▸ **Instructions to follow**
Go through the material and write it all out exactly, minus the pictures.

▸ **Given data**
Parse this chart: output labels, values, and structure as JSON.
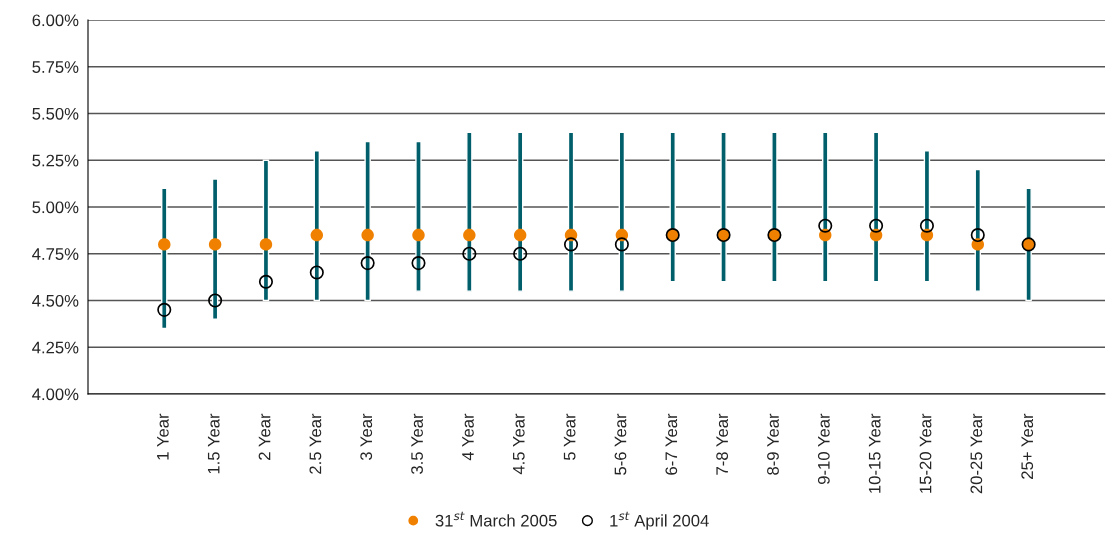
{
  "chart_data": {
    "type": "scatter",
    "categories": [
      null,
      "1 Year",
      "1.5 Year",
      "2 Year",
      "2.5 Year",
      "3 Year",
      "3.5 Year",
      "4 Year",
      "4.5 Year",
      "5 Year",
      "5-6 Year",
      "6-7 Year",
      "7-8 Year",
      "8-9 Year",
      "9-10 Year",
      "10-15 Year",
      "15-20 Year",
      "20-25 Year",
      "25+ Year",
      null
    ],
    "series": [
      {
        "type": "bar",
        "color": "#005f6b",
        "base": [
          null,
          4.35,
          4.4,
          4.5,
          4.5,
          4.5,
          4.55,
          4.55,
          4.55,
          4.55,
          4.55,
          4.6,
          4.6,
          4.6,
          4.6,
          4.6,
          4.6,
          4.55,
          4.5,
          null
        ],
        "values": [
          null,
          0.75,
          0.75,
          0.75,
          0.8,
          0.85,
          0.8,
          0.85,
          0.85,
          0.85,
          0.85,
          0.8,
          0.8,
          0.8,
          0.8,
          0.8,
          0.7,
          0.65,
          0.6,
          null
        ]
      },
      {
        "name": "31$^{st}$ March 2005",
        "color": "#f08000",
        "marker": "circle",
        "values": [
          null,
          4.8,
          4.8,
          4.8,
          4.85,
          4.85,
          4.85,
          4.85,
          4.85,
          4.85,
          4.85,
          4.85,
          4.85,
          4.85,
          4.85,
          4.85,
          4.85,
          4.8,
          4.8,
          null
        ]
      },
      {
        "name": "1$^{st}$ April 2004",
        "color": "#000000",
        "marker": "circle",
        "values": [
          null,
          4.45,
          4.5,
          4.6,
          4.65,
          4.7,
          4.7,
          4.75,
          4.75,
          4.8,
          4.8,
          4.85,
          4.85,
          4.85,
          4.9,
          4.9,
          4.9,
          4.85,
          4.8,
          null
        ]
      }
    ],
    "ylim": [
      4.0,
      6.0
    ],
    "yticks": [
      {
        "value": 4.0,
        "label": "4.00%"
      },
      {
        "value": 4.25,
        "label": "4.25%"
      },
      {
        "value": 4.5,
        "label": "4.50%"
      },
      {
        "value": 4.75,
        "label": "4.75%"
      },
      {
        "value": 5.0,
        "label": "5.00%"
      },
      {
        "value": 5.25,
        "label": "5.25%"
      },
      {
        "value": 5.5,
        "label": "5.50%"
      },
      {
        "value": 5.75,
        "label": "5.75%"
      },
      {
        "value": 6.0,
        "label": "6.00%"
      }
    ],
    "grid": "y",
    "legend": "bottom"
  }
}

▸ **Reply**
Parse this chart: output labels, values, and structure as JSON.
{
  "chart_data": {
    "type": "scatter",
    "categories": [
      null,
      "1 Year",
      "1.5 Year",
      "2 Year",
      "2.5 Year",
      "3 Year",
      "3.5 Year",
      "4 Year",
      "4.5 Year",
      "5 Year",
      "5-6 Year",
      "6-7 Year",
      "7-8 Year",
      "8-9 Year",
      "9-10 Year",
      "10-15 Year",
      "15-20 Year",
      "20-25 Year",
      "25+ Year",
      null
    ],
    "series": [
      {
        "type": "bar",
        "color": "#005f6b",
        "base": [
          null,
          4.35,
          4.4,
          4.5,
          4.5,
          4.5,
          4.55,
          4.55,
          4.55,
          4.55,
          4.55,
          4.6,
          4.6,
          4.6,
          4.6,
          4.6,
          4.6,
          4.55,
          4.5,
          null
        ],
        "values": [
          null,
          0.75,
          0.75,
          0.75,
          0.8,
          0.85,
          0.8,
          0.85,
          0.85,
          0.85,
          0.85,
          0.8,
          0.8,
          0.8,
          0.8,
          0.8,
          0.7,
          0.65,
          0.6,
          null
        ]
      },
      {
        "name": "31$^{st}$ March 2005",
        "color": "#f08000",
        "marker": "circle",
        "values": [
          null,
          4.8,
          4.8,
          4.8,
          4.85,
          4.85,
          4.85,
          4.85,
          4.85,
          4.85,
          4.85,
          4.85,
          4.85,
          4.85,
          4.85,
          4.85,
          4.85,
          4.8,
          4.8,
          null
        ]
      },
      {
        "name": "1$^{st}$ April 2004",
        "color": "#000000",
        "marker": "circle",
        "values": [
          null,
          4.45,
          4.5,
          4.6,
          4.65,
          4.7,
          4.7,
          4.75,
          4.75,
          4.8,
          4.8,
          4.85,
          4.85,
          4.85,
          4.9,
          4.9,
          4.9,
          4.85,
          4.8,
          null
        ]
      }
    ],
    "ylim": [
      4.0,
      6.0
    ],
    "yticks": [
      {
        "value": 4.0,
        "label": "4.00%"
      },
      {
        "value": 4.25,
        "label": "4.25%"
      },
      {
        "value": 4.5,
        "label": "4.50%"
      },
      {
        "value": 4.75,
        "label": "4.75%"
      },
      {
        "value": 5.0,
        "label": "5.00%"
      },
      {
        "value": 5.25,
        "label": "5.25%"
      },
      {
        "value": 5.5,
        "label": "5.50%"
      },
      {
        "value": 5.75,
        "label": "5.75%"
      },
      {
        "value": 6.0,
        "label": "6.00%"
      }
    ],
    "grid": "y",
    "legend": "bottom"
  }
}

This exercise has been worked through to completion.